## HOW TO COMPLETE THIS TASK:
Each line of the data below that holds the word "Departure" is to be reported in full.

*** Opening of MATERIAL SHOWN ***

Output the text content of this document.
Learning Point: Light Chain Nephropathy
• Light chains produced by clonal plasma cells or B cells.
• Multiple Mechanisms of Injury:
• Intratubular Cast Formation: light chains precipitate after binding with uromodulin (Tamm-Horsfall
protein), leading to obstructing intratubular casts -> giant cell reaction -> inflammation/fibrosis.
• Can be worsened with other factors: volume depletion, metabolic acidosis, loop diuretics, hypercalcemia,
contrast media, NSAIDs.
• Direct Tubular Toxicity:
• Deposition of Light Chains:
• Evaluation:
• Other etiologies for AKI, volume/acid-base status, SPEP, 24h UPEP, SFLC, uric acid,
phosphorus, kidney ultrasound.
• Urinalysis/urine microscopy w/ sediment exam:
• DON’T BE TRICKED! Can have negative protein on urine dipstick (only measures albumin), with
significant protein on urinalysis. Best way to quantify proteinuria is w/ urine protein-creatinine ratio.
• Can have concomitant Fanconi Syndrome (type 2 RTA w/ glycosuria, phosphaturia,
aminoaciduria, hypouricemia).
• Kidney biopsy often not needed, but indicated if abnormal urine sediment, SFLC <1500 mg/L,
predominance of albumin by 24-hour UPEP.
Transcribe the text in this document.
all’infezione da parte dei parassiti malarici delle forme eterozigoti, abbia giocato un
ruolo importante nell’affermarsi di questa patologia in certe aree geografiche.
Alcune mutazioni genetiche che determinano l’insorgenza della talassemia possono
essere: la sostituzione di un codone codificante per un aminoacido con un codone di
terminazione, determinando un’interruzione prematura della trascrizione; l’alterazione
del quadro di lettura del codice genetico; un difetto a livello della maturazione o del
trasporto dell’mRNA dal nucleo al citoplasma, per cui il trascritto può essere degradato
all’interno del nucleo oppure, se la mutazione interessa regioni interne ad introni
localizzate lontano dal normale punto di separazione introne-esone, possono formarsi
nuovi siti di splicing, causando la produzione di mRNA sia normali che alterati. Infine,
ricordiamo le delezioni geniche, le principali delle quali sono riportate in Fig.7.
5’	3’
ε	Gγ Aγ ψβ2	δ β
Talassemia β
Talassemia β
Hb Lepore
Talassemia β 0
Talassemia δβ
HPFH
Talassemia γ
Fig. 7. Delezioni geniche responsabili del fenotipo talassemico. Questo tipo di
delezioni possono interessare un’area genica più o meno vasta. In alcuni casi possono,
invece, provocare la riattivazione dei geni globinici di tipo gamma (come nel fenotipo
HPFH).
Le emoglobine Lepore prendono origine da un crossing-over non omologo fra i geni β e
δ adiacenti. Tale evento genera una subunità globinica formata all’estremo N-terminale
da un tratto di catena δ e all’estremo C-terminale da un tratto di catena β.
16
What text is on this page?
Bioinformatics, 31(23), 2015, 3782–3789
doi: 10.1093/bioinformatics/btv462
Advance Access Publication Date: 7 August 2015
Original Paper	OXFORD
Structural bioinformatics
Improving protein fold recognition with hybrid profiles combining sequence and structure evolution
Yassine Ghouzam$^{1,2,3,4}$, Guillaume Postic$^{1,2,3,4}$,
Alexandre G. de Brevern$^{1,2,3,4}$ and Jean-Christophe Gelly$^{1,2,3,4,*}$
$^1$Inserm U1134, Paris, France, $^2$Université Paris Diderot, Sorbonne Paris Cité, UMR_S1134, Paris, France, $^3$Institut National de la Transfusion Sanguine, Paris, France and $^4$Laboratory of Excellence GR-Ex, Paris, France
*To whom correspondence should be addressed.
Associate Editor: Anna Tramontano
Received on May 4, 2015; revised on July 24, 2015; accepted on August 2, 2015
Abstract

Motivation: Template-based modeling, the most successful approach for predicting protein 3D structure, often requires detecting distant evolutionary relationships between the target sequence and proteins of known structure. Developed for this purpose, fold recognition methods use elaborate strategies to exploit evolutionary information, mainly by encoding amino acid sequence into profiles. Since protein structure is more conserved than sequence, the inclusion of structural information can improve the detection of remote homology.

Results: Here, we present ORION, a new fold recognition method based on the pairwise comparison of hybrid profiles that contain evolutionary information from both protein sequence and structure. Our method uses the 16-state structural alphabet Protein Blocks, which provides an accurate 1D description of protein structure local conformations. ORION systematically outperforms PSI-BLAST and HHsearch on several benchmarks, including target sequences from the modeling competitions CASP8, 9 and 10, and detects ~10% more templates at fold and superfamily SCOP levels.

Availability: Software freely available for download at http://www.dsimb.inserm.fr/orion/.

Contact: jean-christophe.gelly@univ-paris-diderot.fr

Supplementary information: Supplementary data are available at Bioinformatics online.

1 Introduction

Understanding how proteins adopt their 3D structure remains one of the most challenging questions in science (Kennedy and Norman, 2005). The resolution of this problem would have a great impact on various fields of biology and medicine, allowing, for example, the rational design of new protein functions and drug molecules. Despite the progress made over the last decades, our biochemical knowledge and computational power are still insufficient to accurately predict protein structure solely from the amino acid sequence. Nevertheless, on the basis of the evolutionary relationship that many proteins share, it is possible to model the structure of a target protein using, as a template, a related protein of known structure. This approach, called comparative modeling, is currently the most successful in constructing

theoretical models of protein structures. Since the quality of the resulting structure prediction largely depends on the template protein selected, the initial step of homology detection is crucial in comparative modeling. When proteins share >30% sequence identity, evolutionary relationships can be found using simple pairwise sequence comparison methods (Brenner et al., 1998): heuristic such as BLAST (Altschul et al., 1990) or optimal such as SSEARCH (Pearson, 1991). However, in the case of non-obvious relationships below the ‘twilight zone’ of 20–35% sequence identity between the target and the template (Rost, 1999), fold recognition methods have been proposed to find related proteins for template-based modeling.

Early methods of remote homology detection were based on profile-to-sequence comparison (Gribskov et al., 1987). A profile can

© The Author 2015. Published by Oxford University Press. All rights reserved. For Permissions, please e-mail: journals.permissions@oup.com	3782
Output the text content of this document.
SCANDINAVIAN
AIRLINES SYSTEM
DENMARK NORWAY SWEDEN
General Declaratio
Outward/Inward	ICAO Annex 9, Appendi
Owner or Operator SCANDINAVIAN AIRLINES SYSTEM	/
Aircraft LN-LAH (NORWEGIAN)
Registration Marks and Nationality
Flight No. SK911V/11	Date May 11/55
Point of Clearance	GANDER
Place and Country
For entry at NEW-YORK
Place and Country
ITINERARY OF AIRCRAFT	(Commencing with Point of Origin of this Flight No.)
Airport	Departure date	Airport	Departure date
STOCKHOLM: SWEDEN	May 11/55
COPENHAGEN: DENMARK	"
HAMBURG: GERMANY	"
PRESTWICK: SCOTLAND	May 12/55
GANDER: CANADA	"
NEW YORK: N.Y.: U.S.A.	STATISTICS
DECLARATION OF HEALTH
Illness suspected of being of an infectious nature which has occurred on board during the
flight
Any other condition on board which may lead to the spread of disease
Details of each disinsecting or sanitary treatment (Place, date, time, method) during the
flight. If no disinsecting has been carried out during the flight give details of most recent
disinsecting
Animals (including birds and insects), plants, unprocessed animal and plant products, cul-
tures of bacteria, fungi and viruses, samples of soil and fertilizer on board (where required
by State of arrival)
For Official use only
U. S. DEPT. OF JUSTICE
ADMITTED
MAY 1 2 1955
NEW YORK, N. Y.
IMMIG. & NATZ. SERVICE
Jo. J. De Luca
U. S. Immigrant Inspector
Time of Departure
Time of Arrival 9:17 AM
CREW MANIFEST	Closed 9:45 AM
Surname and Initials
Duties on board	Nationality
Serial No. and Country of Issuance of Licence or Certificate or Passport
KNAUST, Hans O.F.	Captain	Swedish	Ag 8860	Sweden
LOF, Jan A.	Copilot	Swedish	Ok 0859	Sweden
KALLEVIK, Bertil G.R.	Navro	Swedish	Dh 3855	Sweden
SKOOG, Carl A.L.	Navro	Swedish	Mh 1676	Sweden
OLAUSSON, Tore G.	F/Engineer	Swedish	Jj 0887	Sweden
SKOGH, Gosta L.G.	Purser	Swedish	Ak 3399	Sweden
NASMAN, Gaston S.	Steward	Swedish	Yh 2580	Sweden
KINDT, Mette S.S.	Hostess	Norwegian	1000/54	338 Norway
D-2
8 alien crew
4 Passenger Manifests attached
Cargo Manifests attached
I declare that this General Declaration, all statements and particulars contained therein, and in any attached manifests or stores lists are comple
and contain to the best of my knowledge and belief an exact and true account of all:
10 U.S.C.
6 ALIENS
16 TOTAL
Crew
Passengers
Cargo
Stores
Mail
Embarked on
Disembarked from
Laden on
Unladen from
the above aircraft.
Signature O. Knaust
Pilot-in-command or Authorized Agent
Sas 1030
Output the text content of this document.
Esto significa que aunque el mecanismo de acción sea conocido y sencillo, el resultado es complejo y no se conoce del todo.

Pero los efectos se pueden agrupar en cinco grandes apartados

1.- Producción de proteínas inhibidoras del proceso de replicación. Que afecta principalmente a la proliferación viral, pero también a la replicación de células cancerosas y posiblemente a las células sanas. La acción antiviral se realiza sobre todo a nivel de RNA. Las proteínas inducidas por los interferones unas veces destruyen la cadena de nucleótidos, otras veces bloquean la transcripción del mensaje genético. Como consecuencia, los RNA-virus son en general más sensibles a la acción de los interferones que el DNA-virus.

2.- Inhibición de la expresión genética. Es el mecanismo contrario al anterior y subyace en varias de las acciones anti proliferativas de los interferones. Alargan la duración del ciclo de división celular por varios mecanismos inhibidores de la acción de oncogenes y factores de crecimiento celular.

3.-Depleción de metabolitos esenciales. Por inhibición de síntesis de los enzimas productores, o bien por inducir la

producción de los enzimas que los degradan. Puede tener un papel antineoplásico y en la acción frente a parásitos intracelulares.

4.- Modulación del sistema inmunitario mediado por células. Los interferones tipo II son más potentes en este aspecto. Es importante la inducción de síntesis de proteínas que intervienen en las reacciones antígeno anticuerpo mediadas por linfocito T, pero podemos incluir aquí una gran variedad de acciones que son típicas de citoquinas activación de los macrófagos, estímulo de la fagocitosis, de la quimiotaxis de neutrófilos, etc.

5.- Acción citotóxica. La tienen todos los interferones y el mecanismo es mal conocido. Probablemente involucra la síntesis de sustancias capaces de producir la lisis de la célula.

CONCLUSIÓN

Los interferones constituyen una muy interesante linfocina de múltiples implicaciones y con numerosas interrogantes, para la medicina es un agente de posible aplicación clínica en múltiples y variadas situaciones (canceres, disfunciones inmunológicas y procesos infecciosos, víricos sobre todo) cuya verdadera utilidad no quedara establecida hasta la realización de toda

*** Close of MATERIAL SHOWN ***

## ANSWER SPACE:
Airport	Departure date	Airport	Departure date
Time of Departure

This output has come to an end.